[Rows from a dataset]
┏━━

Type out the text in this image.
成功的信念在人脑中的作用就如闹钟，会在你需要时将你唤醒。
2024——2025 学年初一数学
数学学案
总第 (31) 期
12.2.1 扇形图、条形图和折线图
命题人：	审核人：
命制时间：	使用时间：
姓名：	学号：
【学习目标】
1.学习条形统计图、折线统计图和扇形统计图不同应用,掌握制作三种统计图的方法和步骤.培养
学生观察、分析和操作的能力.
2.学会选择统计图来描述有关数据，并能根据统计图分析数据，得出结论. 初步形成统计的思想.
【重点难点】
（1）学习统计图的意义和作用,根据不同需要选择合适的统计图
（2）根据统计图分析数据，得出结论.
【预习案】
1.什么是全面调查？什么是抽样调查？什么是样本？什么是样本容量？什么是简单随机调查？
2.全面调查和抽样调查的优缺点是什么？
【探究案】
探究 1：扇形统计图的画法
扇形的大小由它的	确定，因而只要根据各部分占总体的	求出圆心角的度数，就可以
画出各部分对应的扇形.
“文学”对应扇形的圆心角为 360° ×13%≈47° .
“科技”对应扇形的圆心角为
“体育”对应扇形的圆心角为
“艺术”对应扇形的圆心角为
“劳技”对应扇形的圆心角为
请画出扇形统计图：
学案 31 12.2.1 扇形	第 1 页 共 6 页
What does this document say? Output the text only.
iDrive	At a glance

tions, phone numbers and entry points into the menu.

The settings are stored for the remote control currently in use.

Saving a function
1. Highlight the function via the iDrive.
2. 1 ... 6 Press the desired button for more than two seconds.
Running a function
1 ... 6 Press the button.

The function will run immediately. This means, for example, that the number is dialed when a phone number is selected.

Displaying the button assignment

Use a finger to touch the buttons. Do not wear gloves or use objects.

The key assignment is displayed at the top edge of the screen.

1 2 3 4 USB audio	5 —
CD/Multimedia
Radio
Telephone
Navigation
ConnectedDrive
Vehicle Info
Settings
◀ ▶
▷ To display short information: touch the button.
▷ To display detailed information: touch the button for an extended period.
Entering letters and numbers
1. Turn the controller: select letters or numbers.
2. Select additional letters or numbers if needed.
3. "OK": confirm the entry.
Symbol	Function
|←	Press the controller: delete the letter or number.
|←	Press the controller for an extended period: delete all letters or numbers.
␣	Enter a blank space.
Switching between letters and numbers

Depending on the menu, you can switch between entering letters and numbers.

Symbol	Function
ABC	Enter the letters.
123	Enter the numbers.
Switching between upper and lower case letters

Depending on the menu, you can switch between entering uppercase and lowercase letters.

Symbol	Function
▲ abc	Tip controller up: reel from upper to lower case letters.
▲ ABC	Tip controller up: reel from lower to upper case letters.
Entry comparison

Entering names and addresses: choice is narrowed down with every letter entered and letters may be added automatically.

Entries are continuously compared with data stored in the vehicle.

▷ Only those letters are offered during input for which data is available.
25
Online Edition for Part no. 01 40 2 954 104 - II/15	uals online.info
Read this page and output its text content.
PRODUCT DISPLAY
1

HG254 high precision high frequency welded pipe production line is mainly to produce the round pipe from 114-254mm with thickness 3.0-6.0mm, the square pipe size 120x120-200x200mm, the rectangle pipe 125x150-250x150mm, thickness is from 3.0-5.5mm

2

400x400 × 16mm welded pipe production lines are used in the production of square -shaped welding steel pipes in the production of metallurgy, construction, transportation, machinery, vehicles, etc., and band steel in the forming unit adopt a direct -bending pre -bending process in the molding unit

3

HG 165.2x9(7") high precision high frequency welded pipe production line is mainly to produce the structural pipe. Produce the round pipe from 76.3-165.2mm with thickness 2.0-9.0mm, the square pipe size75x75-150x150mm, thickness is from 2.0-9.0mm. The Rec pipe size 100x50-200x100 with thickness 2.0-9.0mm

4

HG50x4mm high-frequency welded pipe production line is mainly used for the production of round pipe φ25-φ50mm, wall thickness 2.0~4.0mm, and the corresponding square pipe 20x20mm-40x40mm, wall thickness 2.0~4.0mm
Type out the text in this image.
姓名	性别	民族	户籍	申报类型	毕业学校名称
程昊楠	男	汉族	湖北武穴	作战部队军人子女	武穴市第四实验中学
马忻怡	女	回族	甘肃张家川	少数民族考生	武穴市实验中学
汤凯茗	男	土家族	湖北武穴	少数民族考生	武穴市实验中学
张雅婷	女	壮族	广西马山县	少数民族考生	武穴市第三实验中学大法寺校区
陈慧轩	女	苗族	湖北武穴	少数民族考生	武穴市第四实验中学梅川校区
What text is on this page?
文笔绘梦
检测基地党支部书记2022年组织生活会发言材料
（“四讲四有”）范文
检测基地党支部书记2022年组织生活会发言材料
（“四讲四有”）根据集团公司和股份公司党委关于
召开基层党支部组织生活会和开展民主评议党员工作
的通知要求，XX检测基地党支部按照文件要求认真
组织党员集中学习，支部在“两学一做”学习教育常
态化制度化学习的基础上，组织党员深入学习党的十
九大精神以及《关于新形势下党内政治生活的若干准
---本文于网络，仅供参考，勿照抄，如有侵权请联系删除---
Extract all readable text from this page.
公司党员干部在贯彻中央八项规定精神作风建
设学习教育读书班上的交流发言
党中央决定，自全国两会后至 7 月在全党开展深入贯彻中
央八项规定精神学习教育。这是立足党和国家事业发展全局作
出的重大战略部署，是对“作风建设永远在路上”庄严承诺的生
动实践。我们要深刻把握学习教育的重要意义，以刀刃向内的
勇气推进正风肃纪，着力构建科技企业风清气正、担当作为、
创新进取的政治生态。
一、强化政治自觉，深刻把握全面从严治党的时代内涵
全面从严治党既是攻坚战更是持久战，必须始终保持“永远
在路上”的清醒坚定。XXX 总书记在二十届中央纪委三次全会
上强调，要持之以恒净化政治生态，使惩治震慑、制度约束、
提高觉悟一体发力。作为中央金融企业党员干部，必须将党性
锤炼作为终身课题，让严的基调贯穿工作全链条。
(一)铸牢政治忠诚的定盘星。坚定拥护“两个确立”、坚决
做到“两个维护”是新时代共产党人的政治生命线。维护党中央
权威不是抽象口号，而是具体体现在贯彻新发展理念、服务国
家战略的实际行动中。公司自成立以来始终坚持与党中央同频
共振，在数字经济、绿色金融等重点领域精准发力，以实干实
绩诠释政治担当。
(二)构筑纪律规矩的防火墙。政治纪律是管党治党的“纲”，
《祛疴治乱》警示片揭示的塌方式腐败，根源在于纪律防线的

┗━━

DIRECTION ▸ Your task is to quote the listing above word for word.

THE ANSWER ▸
Type out the text in this image.
成功的信念在人脑中的作用就如闹钟，会在你需要时将你唤醒。
2024——2025 学年初一数学
数学学案
总第 (31) 期
12.2.1 扇形图、条形图和折线图
命题人：	审核人：
命制时间：	使用时间：
姓名：	学号：
【学习目标】
1.学习条形统计图、折线统计图和扇形统计图不同应用,掌握制作三种统计图的方法和步骤.培养
学生观察、分析和操作的能力.
2.学会选择统计图来描述有关数据，并能根据统计图分析数据，得出结论. 初步形成统计的思想.
【重点难点】
（1）学习统计图的意义和作用,根据不同需要选择合适的统计图
（2）根据统计图分析数据，得出结论.
【预习案】
1.什么是全面调查？什么是抽样调查？什么是样本？什么是样本容量？什么是简单随机调查？
2.全面调查和抽样调查的优缺点是什么？
【探究案】
探究 1：扇形统计图的画法
扇形的大小由它的	确定，因而只要根据各部分占总体的	求出圆心角的度数，就可以
画出各部分对应的扇形.
“文学”对应扇形的圆心角为 360° ×13%≈47° .
“科技”对应扇形的圆心角为
“体育”对应扇形的圆心角为
“艺术”对应扇形的圆心角为
“劳技”对应扇形的圆心角为
请画出扇形统计图：
学案 31 12.2.1 扇形	第 1 页 共 6 页
What does this document say? Output the text only.
iDrive	At a glance

tions, phone numbers and entry points into the menu.

The settings are stored for the remote control currently in use.

Saving a function
1. Highlight the function via the iDrive.
2. 1 ... 6 Press the desired button for more than two seconds.
Running a function
1 ... 6 Press the button.

The function will run immediately. This means, for example, that the number is dialed when a phone number is selected.

Displaying the button assignment

Use a finger to touch the buttons. Do not wear gloves or use objects.

The key assignment is displayed at the top edge of the screen.

1 2 3 4 USB audio	5 —
CD/Multimedia
Radio
Telephone
Navigation
ConnectedDrive
Vehicle Info
Settings
◀ ▶
▷ To display short information: touch the button.
▷ To display detailed information: touch the button for an extended period.
Entering letters and numbers
1. Turn the controller: select letters or numbers.
2. Select additional letters or numbers if needed.
3. "OK": confirm the entry.
Symbol	Function
|←	Press the controller: delete the letter or number.
|←	Press the controller for an extended period: delete all letters or numbers.
␣	Enter a blank space.
Switching between letters and numbers

Depending on the menu, you can switch between entering letters and numbers.

Symbol	Function
ABC	Enter the letters.
123	Enter the numbers.
Switching between upper and lower case letters

Depending on the menu, you can switch between entering uppercase and lowercase letters.

Symbol	Function
▲ abc	Tip controller up: reel from upper to lower case letters.
▲ ABC	Tip controller up: reel from lower to upper case letters.
Entry comparison

Entering names and addresses: choice is narrowed down with every letter entered and letters may be added automatically.

Entries are continuously compared with data stored in the vehicle.

▷ Only those letters are offered during input for which data is available.
25
Online Edition for Part no. 01 40 2 954 104 - II/15	uals online.info
Read this page and output its text content.
PRODUCT DISPLAY
1

HG254 high precision high frequency welded pipe production line is mainly to produce the round pipe from 114-254mm with thickness 3.0-6.0mm, the square pipe size 120x120-200x200mm, the rectangle pipe 125x150-250x150mm, thickness is from 3.0-5.5mm

2

400x400 × 16mm welded pipe production lines are used in the production of square -shaped welding steel pipes in the production of metallurgy, construction, transportation, machinery, vehicles, etc., and band steel in the forming unit adopt a direct -bending pre -bending process in the molding unit

3

HG 165.2x9(7") high precision high frequency welded pipe production line is mainly to produce the structural pipe. Produce the round pipe from 76.3-165.2mm with thickness 2.0-9.0mm, the square pipe size75x75-150x150mm, thickness is from 2.0-9.0mm. The Rec pipe size 100x50-200x100 with thickness 2.0-9.0mm

4

HG50x4mm high-frequency welded pipe production line is mainly used for the production of round pipe φ25-φ50mm, wall thickness 2.0~4.0mm, and the corresponding square pipe 20x20mm-40x40mm, wall thickness 2.0~4.0mm
Type out the text in this image.
姓名	性别	民族	户籍	申报类型	毕业学校名称
程昊楠	男	汉族	湖北武穴	作战部队军人子女	武穴市第四实验中学
马忻怡	女	回族	甘肃张家川	少数民族考生	武穴市实验中学
汤凯茗	男	土家族	湖北武穴	少数民族考生	武穴市实验中学
张雅婷	女	壮族	广西马山县	少数民族考生	武穴市第三实验中学大法寺校区
陈慧轩	女	苗族	湖北武穴	少数民族考生	武穴市第四实验中学梅川校区
What text is on this page?
文笔绘梦
检测基地党支部书记2022年组织生活会发言材料
（“四讲四有”）范文
检测基地党支部书记2022年组织生活会发言材料
（“四讲四有”）根据集团公司和股份公司党委关于
召开基层党支部组织生活会和开展民主评议党员工作
的通知要求，XX检测基地党支部按照文件要求认真
组织党员集中学习，支部在“两学一做”学习教育常
态化制度化学习的基础上，组织党员深入学习党的十
九大精神以及《关于新形势下党内政治生活的若干准
---本文于网络，仅供参考，勿照抄，如有侵权请联系删除---
Extract all readable text from this page.
公司党员干部在贯彻中央八项规定精神作风建
设学习教育读书班上的交流发言
党中央决定，自全国两会后至 7 月在全党开展深入贯彻中
央八项规定精神学习教育。这是立足党和国家事业发展全局作
出的重大战略部署，是对“作风建设永远在路上”庄严承诺的生
动实践。我们要深刻把握学习教育的重要意义，以刀刃向内的
勇气推进正风肃纪，着力构建科技企业风清气正、担当作为、
创新进取的政治生态。
一、强化政治自觉，深刻把握全面从严治党的时代内涵
全面从严治党既是攻坚战更是持久战，必须始终保持“永远
在路上”的清醒坚定。XXX 总书记在二十届中央纪委三次全会
上强调，要持之以恒净化政治生态，使惩治震慑、制度约束、
提高觉悟一体发力。作为中央金融企业党员干部，必须将党性
锤炼作为终身课题，让严的基调贯穿工作全链条。
(一)铸牢政治忠诚的定盘星。坚定拥护“两个确立”、坚决
做到“两个维护”是新时代共产党人的政治生命线。维护党中央
权威不是抽象口号，而是具体体现在贯彻新发展理念、服务国
家战略的实际行动中。公司自成立以来始终坚持与党中央同频
共振，在数字经济、绿色金融等重点领域精准发力，以实干实
绩诠释政治担当。
(二)构筑纪律规矩的防火墙。政治纪律是管党治党的“纲”，
《祛疴治乱》警示片揭示的塌方式腐败，根源在于纪律防线的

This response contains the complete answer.